• EXERCISE INSTRUCTIONS
Go through the records underneath and count the lines that include the string "Female". Give nothing but the number.

• THE RECORDS
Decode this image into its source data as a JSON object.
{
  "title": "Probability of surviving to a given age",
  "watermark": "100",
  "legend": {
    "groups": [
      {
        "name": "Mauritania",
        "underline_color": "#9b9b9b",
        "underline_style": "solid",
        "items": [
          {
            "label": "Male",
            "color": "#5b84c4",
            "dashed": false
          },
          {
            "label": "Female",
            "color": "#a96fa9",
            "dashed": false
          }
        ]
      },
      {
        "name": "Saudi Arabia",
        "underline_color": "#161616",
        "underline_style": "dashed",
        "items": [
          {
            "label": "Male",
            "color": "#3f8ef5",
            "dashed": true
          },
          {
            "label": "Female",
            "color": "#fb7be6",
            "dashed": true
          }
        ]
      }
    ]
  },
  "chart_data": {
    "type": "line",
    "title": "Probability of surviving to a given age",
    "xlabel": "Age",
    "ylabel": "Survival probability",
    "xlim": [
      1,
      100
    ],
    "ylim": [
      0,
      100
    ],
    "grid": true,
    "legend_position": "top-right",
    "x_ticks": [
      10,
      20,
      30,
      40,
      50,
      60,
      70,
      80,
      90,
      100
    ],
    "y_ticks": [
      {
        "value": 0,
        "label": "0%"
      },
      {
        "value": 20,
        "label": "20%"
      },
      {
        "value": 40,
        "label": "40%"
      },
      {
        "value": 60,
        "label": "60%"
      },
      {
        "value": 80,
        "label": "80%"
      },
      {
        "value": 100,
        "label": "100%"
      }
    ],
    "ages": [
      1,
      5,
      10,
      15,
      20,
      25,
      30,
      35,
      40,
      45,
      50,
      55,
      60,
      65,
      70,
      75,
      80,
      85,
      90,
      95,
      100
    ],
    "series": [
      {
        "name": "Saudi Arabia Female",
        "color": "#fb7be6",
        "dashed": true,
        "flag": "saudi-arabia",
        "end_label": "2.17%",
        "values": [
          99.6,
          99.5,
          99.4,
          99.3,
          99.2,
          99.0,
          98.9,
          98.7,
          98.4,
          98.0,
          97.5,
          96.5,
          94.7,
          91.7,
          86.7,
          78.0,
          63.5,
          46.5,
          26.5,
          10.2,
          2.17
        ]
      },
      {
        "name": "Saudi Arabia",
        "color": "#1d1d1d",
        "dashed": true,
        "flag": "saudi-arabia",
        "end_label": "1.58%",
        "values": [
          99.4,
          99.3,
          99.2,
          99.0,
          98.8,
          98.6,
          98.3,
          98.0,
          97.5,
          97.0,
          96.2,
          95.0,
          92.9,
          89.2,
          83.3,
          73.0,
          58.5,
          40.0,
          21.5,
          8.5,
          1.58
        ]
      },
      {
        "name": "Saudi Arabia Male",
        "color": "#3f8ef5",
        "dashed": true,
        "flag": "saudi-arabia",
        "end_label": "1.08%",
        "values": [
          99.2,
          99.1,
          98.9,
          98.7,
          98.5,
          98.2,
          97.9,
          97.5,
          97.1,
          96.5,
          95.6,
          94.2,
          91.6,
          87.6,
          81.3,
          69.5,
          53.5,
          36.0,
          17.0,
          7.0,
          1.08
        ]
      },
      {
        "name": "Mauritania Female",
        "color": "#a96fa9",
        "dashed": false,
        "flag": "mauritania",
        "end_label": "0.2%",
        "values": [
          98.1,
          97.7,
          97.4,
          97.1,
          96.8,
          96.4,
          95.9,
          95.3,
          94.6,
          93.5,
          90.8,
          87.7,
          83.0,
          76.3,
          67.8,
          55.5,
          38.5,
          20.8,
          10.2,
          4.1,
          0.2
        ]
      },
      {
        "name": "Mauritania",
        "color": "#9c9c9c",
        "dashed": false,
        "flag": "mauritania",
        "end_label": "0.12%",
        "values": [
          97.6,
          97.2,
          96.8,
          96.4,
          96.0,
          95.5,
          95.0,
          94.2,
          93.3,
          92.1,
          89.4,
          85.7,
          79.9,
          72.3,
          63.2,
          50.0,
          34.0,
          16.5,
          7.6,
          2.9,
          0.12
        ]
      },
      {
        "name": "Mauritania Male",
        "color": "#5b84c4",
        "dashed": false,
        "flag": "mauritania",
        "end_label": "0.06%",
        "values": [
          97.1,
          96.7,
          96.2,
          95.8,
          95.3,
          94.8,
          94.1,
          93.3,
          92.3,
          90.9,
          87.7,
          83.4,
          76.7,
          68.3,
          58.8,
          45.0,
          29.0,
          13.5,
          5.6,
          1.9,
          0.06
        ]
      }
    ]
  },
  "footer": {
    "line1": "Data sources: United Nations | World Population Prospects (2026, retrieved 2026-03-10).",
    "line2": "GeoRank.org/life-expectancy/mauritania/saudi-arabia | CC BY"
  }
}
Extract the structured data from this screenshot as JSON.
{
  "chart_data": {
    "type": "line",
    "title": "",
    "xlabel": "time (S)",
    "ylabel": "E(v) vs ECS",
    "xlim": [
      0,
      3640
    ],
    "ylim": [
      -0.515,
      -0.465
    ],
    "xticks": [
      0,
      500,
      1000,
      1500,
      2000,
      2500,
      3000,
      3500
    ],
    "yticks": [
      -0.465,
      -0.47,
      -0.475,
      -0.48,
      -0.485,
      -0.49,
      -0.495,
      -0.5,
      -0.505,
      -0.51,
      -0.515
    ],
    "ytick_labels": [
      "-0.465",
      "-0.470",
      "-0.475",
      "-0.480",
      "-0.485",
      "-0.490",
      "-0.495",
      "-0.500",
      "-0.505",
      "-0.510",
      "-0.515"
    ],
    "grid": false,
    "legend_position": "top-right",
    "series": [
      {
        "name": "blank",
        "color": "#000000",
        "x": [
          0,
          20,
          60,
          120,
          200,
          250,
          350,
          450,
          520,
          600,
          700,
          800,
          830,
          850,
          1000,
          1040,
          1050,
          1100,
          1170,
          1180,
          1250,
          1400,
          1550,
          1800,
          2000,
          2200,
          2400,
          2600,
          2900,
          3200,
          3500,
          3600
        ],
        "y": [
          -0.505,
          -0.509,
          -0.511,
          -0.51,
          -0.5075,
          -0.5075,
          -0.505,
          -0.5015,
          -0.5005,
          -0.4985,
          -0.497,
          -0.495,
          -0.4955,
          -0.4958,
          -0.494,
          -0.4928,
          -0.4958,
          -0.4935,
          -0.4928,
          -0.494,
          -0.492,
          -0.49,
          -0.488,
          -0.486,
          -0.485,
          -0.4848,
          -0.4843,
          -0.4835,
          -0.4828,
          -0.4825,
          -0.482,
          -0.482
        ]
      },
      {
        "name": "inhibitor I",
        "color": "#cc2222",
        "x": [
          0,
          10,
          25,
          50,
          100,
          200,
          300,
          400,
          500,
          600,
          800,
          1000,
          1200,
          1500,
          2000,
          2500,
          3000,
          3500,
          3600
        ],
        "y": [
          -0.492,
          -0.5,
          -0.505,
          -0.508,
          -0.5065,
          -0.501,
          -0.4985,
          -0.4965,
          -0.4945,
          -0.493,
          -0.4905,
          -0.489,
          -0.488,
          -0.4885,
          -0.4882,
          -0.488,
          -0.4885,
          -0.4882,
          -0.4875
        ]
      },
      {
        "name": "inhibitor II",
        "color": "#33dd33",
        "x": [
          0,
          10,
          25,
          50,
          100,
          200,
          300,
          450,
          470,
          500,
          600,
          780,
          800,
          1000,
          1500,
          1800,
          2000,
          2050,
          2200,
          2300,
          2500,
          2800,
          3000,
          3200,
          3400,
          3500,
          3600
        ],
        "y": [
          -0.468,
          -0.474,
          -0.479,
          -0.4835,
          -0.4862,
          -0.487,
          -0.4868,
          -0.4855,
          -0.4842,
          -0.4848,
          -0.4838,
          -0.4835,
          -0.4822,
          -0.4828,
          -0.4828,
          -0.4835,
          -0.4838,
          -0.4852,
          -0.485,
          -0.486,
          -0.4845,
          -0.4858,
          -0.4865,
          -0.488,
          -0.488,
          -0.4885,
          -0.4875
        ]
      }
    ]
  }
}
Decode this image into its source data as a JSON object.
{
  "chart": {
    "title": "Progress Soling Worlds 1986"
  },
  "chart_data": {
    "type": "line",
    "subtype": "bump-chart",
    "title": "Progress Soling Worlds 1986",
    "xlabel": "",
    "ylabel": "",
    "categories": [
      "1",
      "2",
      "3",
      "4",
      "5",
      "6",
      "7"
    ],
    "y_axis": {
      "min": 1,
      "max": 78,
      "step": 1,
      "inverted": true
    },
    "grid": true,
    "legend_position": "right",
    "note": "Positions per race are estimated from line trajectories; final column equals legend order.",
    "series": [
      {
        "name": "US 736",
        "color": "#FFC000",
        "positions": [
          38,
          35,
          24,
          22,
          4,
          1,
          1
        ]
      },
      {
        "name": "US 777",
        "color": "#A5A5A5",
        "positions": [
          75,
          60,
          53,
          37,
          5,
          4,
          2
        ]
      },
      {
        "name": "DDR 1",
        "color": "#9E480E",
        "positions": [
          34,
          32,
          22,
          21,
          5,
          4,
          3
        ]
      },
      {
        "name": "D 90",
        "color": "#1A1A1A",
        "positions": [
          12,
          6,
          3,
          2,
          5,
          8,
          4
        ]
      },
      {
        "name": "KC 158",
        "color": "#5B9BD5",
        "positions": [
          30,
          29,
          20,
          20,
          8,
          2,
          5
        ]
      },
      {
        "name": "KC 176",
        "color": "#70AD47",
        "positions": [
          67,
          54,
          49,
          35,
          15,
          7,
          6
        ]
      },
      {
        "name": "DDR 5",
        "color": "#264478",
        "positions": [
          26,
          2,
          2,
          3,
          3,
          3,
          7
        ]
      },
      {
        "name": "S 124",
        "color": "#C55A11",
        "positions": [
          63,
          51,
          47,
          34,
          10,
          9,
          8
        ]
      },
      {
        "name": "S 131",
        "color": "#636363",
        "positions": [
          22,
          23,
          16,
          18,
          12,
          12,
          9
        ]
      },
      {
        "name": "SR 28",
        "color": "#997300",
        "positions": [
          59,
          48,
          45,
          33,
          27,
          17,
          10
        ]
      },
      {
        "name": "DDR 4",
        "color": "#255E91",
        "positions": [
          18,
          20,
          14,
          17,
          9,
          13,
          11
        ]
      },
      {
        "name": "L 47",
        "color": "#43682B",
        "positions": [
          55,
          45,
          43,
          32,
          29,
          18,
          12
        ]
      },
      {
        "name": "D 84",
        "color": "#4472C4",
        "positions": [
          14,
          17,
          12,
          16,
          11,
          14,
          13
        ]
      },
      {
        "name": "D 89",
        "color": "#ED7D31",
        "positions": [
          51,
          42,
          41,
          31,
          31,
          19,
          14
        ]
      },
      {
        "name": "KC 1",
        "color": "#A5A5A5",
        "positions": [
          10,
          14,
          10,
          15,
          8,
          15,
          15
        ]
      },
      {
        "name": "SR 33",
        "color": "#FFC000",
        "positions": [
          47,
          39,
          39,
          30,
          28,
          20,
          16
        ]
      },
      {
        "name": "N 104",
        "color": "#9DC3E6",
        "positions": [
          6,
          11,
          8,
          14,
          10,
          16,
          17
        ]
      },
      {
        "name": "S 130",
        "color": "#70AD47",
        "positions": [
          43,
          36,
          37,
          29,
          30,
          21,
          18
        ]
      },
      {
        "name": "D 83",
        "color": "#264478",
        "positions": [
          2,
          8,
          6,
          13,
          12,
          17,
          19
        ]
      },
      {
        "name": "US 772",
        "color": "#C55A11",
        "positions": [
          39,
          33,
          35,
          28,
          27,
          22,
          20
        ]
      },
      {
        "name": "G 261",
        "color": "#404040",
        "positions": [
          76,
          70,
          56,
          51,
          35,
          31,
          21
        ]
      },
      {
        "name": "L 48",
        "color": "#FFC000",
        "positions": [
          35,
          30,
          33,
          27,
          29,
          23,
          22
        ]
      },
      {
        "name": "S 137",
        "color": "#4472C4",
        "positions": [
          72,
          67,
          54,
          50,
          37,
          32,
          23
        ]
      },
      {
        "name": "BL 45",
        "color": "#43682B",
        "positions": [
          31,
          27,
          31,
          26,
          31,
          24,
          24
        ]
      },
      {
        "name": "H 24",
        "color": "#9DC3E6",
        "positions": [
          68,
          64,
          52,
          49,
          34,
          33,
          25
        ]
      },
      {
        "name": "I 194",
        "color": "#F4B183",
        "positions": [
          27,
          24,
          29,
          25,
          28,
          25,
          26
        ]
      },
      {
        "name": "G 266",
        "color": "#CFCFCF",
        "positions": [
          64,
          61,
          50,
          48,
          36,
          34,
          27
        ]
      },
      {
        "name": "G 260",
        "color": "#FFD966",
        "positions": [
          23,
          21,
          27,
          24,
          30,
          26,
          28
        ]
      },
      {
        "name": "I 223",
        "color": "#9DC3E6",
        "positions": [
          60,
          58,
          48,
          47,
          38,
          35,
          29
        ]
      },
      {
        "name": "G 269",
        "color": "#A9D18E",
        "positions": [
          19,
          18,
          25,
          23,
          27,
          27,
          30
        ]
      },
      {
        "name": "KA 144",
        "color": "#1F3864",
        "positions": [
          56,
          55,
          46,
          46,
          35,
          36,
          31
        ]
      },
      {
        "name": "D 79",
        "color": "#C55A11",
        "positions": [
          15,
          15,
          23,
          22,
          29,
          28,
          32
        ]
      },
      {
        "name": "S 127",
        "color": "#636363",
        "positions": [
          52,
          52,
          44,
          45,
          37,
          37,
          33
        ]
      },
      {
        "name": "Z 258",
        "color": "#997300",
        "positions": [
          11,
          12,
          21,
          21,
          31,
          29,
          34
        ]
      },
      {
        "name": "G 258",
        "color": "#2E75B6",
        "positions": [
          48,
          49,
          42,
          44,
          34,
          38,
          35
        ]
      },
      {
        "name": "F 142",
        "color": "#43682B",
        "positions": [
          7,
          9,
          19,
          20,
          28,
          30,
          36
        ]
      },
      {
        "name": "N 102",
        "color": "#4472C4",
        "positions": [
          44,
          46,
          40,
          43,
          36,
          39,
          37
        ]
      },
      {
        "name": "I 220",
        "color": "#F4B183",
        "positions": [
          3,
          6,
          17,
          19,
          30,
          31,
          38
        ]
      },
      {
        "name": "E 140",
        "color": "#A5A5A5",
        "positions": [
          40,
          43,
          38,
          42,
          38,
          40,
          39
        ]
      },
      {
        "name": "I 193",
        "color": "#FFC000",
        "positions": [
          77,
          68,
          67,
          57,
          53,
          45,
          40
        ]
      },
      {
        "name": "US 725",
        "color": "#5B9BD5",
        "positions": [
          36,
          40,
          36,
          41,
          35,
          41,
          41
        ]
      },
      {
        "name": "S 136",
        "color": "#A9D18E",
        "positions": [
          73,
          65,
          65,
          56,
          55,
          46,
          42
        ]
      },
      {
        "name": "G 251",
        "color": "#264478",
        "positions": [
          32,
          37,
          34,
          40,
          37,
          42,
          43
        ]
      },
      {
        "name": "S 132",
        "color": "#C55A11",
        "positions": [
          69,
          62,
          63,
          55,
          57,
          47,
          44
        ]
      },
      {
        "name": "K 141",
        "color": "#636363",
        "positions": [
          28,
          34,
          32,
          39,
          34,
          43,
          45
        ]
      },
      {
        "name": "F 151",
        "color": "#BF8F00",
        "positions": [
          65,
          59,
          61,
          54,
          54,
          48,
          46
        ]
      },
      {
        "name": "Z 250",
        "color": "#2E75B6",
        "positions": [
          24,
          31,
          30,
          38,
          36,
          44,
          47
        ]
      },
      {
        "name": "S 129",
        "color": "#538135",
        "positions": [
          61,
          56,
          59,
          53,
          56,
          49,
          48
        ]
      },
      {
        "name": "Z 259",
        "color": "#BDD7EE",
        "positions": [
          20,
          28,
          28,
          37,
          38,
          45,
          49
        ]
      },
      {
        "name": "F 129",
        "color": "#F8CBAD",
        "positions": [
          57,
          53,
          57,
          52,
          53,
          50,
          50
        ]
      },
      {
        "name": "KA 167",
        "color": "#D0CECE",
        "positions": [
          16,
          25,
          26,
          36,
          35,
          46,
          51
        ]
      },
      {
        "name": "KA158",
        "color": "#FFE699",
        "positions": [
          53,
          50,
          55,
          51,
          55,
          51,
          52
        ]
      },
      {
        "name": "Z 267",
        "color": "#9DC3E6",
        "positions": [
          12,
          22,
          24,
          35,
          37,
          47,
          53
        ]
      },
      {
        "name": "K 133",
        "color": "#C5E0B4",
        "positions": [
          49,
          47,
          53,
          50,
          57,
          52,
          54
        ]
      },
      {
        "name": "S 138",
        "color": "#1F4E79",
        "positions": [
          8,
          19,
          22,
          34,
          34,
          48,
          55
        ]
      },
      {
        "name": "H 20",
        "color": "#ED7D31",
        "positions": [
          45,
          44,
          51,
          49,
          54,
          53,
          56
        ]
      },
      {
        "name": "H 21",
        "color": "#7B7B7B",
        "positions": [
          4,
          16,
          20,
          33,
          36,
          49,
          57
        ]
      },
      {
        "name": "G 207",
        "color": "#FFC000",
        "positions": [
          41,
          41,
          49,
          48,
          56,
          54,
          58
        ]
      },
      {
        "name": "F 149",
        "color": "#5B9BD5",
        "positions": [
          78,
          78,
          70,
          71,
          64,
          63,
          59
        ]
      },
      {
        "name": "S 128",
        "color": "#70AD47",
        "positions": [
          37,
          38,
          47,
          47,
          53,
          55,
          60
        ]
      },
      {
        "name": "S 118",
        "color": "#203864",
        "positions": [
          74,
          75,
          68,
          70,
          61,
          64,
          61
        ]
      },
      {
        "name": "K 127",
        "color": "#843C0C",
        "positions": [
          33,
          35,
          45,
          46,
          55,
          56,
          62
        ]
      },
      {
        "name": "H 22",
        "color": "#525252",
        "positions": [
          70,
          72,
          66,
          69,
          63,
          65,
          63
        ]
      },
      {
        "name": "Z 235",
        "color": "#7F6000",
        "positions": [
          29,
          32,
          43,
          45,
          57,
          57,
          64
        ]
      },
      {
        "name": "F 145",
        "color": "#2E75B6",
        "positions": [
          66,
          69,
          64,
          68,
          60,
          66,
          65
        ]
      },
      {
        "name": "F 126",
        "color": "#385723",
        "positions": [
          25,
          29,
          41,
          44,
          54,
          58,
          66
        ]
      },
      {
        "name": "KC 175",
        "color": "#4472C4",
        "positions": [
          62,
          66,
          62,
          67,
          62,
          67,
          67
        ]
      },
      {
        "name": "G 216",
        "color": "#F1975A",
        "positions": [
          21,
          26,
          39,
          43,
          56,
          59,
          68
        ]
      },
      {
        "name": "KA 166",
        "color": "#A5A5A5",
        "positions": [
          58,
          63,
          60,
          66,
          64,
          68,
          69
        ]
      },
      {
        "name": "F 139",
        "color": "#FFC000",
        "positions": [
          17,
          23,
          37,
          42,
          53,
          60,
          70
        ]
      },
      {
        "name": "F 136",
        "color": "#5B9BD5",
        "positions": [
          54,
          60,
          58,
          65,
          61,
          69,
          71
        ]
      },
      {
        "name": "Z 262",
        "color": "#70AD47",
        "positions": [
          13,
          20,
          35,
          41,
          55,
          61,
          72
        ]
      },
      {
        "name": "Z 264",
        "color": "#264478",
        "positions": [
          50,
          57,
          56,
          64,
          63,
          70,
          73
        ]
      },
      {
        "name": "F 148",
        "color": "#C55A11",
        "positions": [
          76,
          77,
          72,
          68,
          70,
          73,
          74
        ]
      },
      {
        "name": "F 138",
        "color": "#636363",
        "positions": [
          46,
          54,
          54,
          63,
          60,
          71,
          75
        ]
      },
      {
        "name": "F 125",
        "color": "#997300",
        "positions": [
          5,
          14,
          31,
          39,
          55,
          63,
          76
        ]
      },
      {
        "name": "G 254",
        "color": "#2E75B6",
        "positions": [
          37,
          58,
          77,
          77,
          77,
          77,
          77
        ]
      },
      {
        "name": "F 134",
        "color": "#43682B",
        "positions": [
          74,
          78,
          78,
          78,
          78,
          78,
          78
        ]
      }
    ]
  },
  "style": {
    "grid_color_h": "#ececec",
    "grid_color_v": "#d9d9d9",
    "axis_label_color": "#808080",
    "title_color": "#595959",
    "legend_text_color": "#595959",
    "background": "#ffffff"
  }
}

• ANSWER TO THIS PROBLEM
4